→ WRITTEN EXERCISE A
Please reproduce the entries word for word, from the line containing "- table-row: Gery Chico $2,538,277" through the line containing "- spacer-cell: [416, 561, 529, 588]", with both of those lines included.
→ WRITTEN EXERCISE B
Write what comes next in the firmware patch thread, starting right after its last line.

Re: [PATCH v2] firmware: fix sending -ERESTARTSYS due to signal on fallback

From: Luis R. Rodriguez
Date: Fri Jun 09 2017 - 17:12:28 EST


On Fri, Jun 09, 2017 at 09:40:47AM +0200, Martin Fuzzey wrote:
> On 09/06/17 03:57, Luis R. Rodriguez wrote:
> > On Thu, Jun 8, 2017 at 6:10 PM, Luis R. Rodriguez <mcgrof@xxxxxxxxxx> wrote:
> > > > Android didn't send the signal, the kernel did (SIGCHLD).
> > > >
> > > > Like this:
> > > >
> > > > 1) Android init (pid=1) fork()s (say pid=42) [this child process is totally
> > > > unrelated to firmware loading]
> > > > 2) Android init (pid=1) does a write() on a (driver custom) sysfs file which
> > > > ends up calling request_firmware() kernel side
> > > > 3) The firmware loading fallback mechanism is used, the request is sent to
> > > > userspace and pid 1 waits in the kernel on wait_*
> > > > 4) before firmware loading completes pid 42 dies (for any reason - in my
> > > > case normal termination)

[Extracted data entries]
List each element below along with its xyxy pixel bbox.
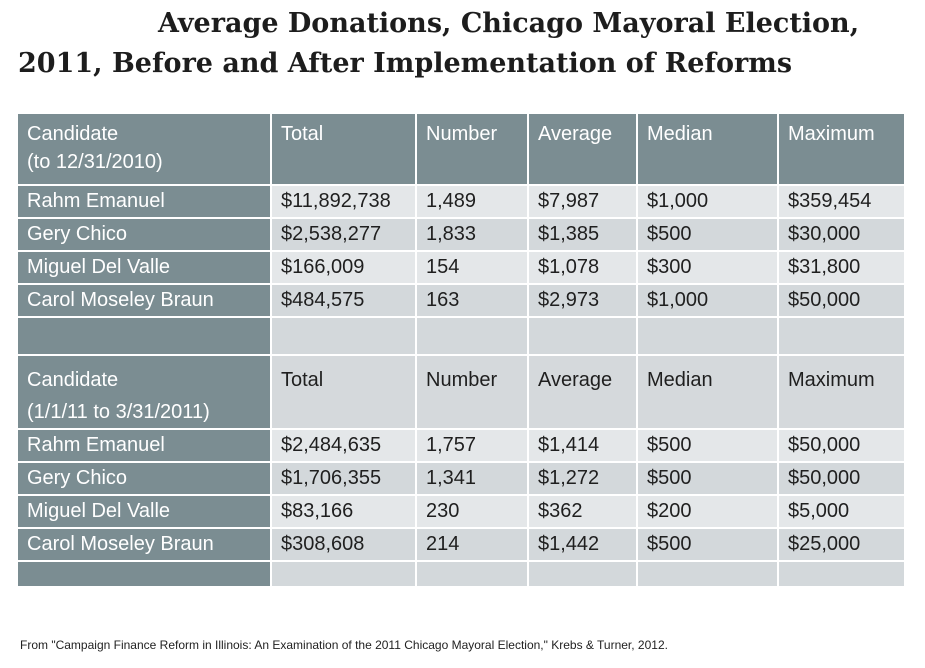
- table-row: Gery Chico $2,538,277 1,833 $1,385 $500 …: [18, 218, 906, 252]
- candidate-name: Miguel Del Valle: [18, 495, 272, 529]
- number-cell: 214: [416, 528, 529, 562]
- section2-header-row: Candidate (1/1/11 to 3/31/2011) Total Nu…: [18, 355, 906, 430]
- spacer-cell: [778, 561, 906, 588]
- candidate-name: Carol Moseley Braun: [18, 528, 272, 562]
- number-cell: 1,489: [416, 185, 529, 219]
- total-cell: $2,484,635: [271, 429, 417, 463]
- total-cell: $166,009: [271, 251, 417, 285]
- total-cell: $308,608: [271, 528, 417, 562]
- section1-header-row: Candidate (to 12/31/2010) Total Number A…: [18, 114, 906, 186]
- average-cell: $1,385: [528, 218, 638, 252]
- table-row: Gery Chico $1,706,355 1,341 $1,272 $500 …: [18, 462, 906, 496]
- maximum-cell: $50,000: [778, 429, 906, 463]
- table-row: Carol Moseley Braun $308,608 214 $1,442 …: [18, 528, 906, 562]
- maximum-cell: $50,000: [778, 462, 906, 496]
- spacer-cell: [271, 561, 417, 588]
- median-cell: $500: [637, 429, 779, 463]
- total-cell: $1,706,355: [271, 462, 417, 496]
- header-number: Number: [416, 114, 529, 186]
- header-number: Number: [416, 355, 529, 430]
- number-cell: 1,833: [416, 218, 529, 252]
- average-cell: $2,973: [528, 284, 638, 318]
- number-cell: 230: [416, 495, 529, 529]
- median-cell: $500: [637, 462, 779, 496]
- spacer-cell: [416, 317, 529, 356]
- total-cell: $11,892,738: [271, 185, 417, 219]
- spacer-cell: [778, 317, 906, 356]
- average-cell: $1,078: [528, 251, 638, 285]
- header-period-label: (1/1/11 to 3/31/2011): [27, 401, 210, 423]
- average-cell: $1,442: [528, 528, 638, 562]
- spacer-cell: [416, 561, 529, 588]
- maximum-cell: $359,454: [778, 185, 906, 219]
- header-maximum: Maximum: [778, 114, 906, 186]
- header-average: Average: [528, 355, 638, 430]
- section1-header-candidate: Candidate (to 12/31/2010): [18, 114, 272, 186]
- donations-table: Candidate (to 12/31/2010) Total Number A…: [18, 114, 906, 588]
- table-row: Miguel Del Valle $166,009 154 $1,078 $30…: [18, 251, 906, 285]
- number-cell: 1,757: [416, 429, 529, 463]
- candidate-name: Gery Chico: [18, 462, 272, 496]
- number-cell: 163: [416, 284, 529, 318]
- spacer-cell: [18, 561, 272, 588]
- median-cell: $1,000: [637, 284, 779, 318]
- median-cell: $300: [637, 251, 779, 285]
- title-line-1: Average Donations, Chicago Mayoral Elect…: [158, 8, 860, 39]
- spacer-cell: [528, 317, 638, 356]
- number-cell: 1,341: [416, 462, 529, 496]
- average-cell: $7,987: [528, 185, 638, 219]
- table-row: Carol Moseley Braun $484,575 163 $2,973 …: [18, 284, 906, 318]
- maximum-cell: $30,000: [778, 218, 906, 252]
- table-row: Miguel Del Valle $83,166 230 $362 $200 $…: [18, 495, 906, 529]
- table-row: Rahm Emanuel $2,484,635 1,757 $1,414 $50…: [18, 429, 906, 463]
- candidate-name: Rahm Emanuel: [18, 185, 272, 219]
- table-row: Rahm Emanuel $11,892,738 1,489 $7,987 $1…: [18, 185, 906, 219]
- average-cell: $1,272: [528, 462, 638, 496]
- median-cell: $1,000: [637, 185, 779, 219]
- average-cell: $362: [528, 495, 638, 529]
- total-cell: $83,166: [271, 495, 417, 529]
- header-period-label: (to 12/31/2010): [27, 151, 163, 173]
- candidate-name: Carol Moseley Braun: [18, 284, 272, 318]
- header-median: Median: [637, 114, 779, 186]
- spacer-cell: [18, 317, 272, 356]
- median-cell: $500: [637, 528, 779, 562]
- header-maximum: Maximum: [778, 355, 906, 430]
- total-cell: $484,575: [271, 284, 417, 318]
- header-candidate-label: Candidate: [27, 123, 119, 145]
- spacer-cell: [271, 317, 417, 356]
- median-cell: $500: [637, 218, 779, 252]
- spacer-cell: [528, 561, 638, 588]
- total-cell: $2,538,277: [271, 218, 417, 252]
- candidate-name: Rahm Emanuel: [18, 429, 272, 463]
- candidate-name: Gery Chico: [18, 218, 272, 252]
- source-citation: From "Campaign Finance Reform in Illinoi…: [20, 638, 668, 652]
- header-total: Total: [271, 355, 417, 430]
- number-cell: 154: [416, 251, 529, 285]
- header-average: Average: [528, 114, 638, 186]
- spacer-cell: [637, 561, 779, 588]
- maximum-cell: $31,800: [778, 251, 906, 285]
- title-line-2: 2011, Before and After Implementation of…: [18, 48, 793, 79]
- spacer-cell: [637, 317, 779, 356]
- maximum-cell: $5,000: [778, 495, 906, 529]
- median-cell: $200: [637, 495, 779, 529]
- candidate-name: Miguel Del Valle: [18, 251, 272, 285]
- section2-header-candidate: Candidate (1/1/11 to 3/31/2011): [18, 355, 272, 430]
- table-spacer-row: [18, 561, 906, 588]
- maximum-cell: $50,000: [778, 284, 906, 318]
- header-median: Median: [637, 355, 779, 430]
- maximum-cell: $25,000: [778, 528, 906, 562]
- header-candidate-label: Candidate: [27, 369, 119, 391]
- header-total: Total: [271, 114, 417, 186]
- table-spacer-row: [18, 317, 906, 356]
- average-cell: $1,414: [528, 429, 638, 463]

→ WRITTEN RESPONSE A
- table-row: Gery Chico $2,538,277 1,833 $1,385 $500 …: [18, 218, 906, 252]
- candidate-name: Miguel Del Valle: [18, 495, 272, 529]
- number-cell: 214: [416, 528, 529, 562]
- section2-header-row: Candidate (1/1/11 to 3/31/2011) Total Nu…: [18, 355, 906, 430]
- spacer-cell: [778, 561, 906, 588]
- candidate-name: Carol Moseley Braun: [18, 528, 272, 562]
- number-cell: 1,489: [416, 185, 529, 219]
- total-cell: $2,484,635: [271, 429, 417, 463]
- total-cell: $166,009: [271, 251, 417, 285]
- total-cell: $308,608: [271, 528, 417, 562]
- section1-header-row: Candidate (to 12/31/2010) Total Number A…: [18, 114, 906, 186]
- average-cell: $1,385: [528, 218, 638, 252]
- table-row: Gery Chico $1,706,355 1,341 $1,272 $500 …: [18, 462, 906, 496]
- maximum-cell: $50,000: [778, 429, 906, 463]
- table-row: Carol Moseley Braun $308,608 214 $1,442 …: [18, 528, 906, 562]
- maximum-cell: $50,000: [778, 462, 906, 496]
- spacer-cell: [271, 561, 417, 588]
- median-cell: $500: [637, 429, 779, 463]
- total-cell: $1,706,355: [271, 462, 417, 496]
- header-number: Number: [416, 114, 529, 186]
- header-number: Number: [416, 355, 529, 430]
- number-cell: 1,833: [416, 218, 529, 252]
- average-cell: $2,973: [528, 284, 638, 318]
- number-cell: 230: [416, 495, 529, 529]
- median-cell: $500: [637, 462, 779, 496]
- spacer-cell: [416, 317, 529, 356]
- total-cell: $11,892,738: [271, 185, 417, 219]
- spacer-cell: [778, 317, 906, 356]
- average-cell: $1,078: [528, 251, 638, 285]
- header-period-label: (1/1/11 to 3/31/2011): [27, 401, 210, 423]
- average-cell: $1,442: [528, 528, 638, 562]
- spacer-cell: [416, 561, 529, 588]

→ WRITTEN RESPONSE B
> > Martin just to be clear, by "normal case termination" do you mean
> > completing successfully ?? Ie the firmware actually did make it onto
> > the device ?
>
> The firmware did *not* make it onto the device since the request_firmware()
> call returned an error
> (the code that would have transfered it to the device is only executed
> following a successful request_firmware)
>
> The process that terminates normally is unrelated to firmware loading as I
> said above.
>
> The only things that matter are:
> - It is a child process of the process that calls request_firmware()
> - It terminates *while* the the wait_ is still in progress
>
>
> Here is a way of reproducing the problem using the test_firmware module
> (which I only just saw) on normal linux with no Android or custom driver
>
>
> #!/bin/sh
> set -e
>
> # Make sure the system firmware loader doesn't get in the way
> /etc/init.d/udev stop
>
> modprobe test_firmware
>
> DIR=/sys/devices/virtual/misc/test_firmware
>
> echo 10 >/sys/class/firmware/timeout;
> sleep 2 &
> echo -n "/some/non/existing/file.bin" > "$DIR"/trigger_request;
>
>
>
> If run with the "sleep 2 &" it terminates after 2 seconds
> If the sleep is commented it runs for the expected 10 seconds (the firmware
> loading timeout)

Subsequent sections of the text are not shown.